SECURITIES AND EXCHANGE COMMISSION
                     WASHINGTON, D.C. 20549



                            FORM 8-K



                         CURRENT REPORT




             Pursuant to Section 13 or 15(d) of the
                 Securities Exchange Act of 1934



               Date of Report: December 19, 1997



                   KEYSPAN ENERGY CORPORATION
     (Exact name of registrant as specified in its charter)




        NEW YORK                  1-14508        11-3344628    
(State or other jurisdiction   (Commission    (I.R.S. Employer
of incorporation or             File Number)   Identification No.)
organization)







One MetroTech Center,Brooklyn, New York          11201-3850
(Address of principal executive offices)         (Zip Code)





Registrant's telephone number, including area code (718) 403-1000



                                 

Item 5.   Other Events

The Company is filing this Current Report on Form 8-K to provide
unaudited pro forma combined condensed financial information for
KeySpan and Long Island Lighting Company (LILCO) at September 30,
1997 and for the twelve months ended September 30, 1997 in order to
give effect under the purchase method of accounting to the
transactions summarized in Exhibit 99.1 hereto and in the
assumptions set forth in the notes thereto.

Dataset content:
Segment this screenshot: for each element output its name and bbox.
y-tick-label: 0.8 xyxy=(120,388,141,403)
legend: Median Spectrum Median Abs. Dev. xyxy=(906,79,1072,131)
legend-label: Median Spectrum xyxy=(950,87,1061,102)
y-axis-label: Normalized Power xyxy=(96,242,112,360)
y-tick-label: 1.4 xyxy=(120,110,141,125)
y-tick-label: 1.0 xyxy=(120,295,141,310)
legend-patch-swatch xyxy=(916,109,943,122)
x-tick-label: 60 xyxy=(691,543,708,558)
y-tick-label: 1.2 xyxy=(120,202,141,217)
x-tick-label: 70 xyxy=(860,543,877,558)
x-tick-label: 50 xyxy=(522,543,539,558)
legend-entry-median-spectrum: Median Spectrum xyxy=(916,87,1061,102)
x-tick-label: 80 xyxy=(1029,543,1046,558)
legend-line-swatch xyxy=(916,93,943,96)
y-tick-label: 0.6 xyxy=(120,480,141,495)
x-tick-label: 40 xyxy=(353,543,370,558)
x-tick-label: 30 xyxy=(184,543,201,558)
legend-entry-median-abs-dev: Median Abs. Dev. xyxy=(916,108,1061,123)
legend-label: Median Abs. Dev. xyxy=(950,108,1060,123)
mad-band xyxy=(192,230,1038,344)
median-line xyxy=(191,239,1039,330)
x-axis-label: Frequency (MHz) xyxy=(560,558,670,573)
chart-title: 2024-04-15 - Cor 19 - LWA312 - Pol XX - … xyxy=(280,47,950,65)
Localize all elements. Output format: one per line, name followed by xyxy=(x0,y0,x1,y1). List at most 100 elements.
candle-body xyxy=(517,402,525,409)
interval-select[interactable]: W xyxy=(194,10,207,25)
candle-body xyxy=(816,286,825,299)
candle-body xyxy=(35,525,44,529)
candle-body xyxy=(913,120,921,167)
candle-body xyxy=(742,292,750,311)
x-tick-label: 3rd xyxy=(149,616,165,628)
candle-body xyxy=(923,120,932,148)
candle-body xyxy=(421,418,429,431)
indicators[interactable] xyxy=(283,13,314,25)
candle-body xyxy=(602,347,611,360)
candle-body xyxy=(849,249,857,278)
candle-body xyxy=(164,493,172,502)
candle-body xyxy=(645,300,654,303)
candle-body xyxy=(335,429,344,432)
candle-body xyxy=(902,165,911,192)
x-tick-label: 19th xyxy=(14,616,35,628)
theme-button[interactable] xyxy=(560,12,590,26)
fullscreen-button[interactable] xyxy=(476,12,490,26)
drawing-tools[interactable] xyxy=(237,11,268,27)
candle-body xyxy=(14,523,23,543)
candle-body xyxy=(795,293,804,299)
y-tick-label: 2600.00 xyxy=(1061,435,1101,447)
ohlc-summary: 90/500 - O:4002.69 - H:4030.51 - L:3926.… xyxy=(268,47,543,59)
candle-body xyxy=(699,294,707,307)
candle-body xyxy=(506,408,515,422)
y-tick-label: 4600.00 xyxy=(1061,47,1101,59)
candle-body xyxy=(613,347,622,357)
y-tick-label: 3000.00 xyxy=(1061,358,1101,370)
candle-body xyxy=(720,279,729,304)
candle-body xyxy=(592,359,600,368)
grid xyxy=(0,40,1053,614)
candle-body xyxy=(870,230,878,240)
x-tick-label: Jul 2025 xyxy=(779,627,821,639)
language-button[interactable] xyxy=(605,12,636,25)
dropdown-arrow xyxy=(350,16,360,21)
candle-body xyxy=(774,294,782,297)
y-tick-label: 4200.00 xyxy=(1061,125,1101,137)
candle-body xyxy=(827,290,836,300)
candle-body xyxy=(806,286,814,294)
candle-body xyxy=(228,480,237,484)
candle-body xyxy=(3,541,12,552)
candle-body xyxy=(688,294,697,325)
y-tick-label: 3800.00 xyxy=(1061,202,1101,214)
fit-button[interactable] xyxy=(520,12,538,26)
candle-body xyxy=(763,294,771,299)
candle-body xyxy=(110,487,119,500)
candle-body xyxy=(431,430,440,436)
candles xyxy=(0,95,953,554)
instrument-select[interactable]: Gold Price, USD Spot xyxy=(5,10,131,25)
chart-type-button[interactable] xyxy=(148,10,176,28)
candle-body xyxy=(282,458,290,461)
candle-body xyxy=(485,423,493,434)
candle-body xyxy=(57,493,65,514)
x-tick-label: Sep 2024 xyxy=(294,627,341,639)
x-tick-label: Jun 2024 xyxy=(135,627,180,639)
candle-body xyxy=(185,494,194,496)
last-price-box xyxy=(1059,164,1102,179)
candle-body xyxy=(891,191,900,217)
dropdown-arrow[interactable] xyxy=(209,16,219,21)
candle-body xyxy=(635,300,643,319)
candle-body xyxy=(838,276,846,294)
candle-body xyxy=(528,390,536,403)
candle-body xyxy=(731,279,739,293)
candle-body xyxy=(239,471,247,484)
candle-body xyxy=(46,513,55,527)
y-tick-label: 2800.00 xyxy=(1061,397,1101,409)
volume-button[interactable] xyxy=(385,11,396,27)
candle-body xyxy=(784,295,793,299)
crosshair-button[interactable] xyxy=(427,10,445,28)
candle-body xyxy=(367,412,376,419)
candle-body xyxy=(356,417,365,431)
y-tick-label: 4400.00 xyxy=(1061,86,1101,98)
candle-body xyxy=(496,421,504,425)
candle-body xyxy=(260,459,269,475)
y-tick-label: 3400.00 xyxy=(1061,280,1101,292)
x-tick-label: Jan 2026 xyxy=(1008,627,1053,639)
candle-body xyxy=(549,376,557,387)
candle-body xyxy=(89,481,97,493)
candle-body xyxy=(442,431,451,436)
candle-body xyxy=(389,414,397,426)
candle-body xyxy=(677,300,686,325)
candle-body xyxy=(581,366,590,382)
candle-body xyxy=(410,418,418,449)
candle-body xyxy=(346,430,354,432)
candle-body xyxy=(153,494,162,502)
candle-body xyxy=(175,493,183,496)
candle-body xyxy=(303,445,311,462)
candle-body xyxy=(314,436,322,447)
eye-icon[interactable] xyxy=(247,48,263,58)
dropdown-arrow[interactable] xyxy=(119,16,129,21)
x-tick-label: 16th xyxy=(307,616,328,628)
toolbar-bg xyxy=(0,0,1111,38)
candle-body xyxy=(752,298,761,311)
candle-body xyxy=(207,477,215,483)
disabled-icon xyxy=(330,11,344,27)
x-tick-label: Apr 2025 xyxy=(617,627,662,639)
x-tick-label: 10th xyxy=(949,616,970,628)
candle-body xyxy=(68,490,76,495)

Exercise aim:
Return the KeySpan Form 8-K text above word for word, from "KEYSPAN ENERGY CORPORATION" up to and including "organization)".

Problem solution:
KEYSPAN ENERGY CORPORATION
     (Exact name of registrant as specified in its charter)




        NEW YORK                  1-14508        11-3344628    
(State or other jurisdiction   (Commission    (I.R.S. Employer
of incorporation or             File Number)   Identification No.)
organization)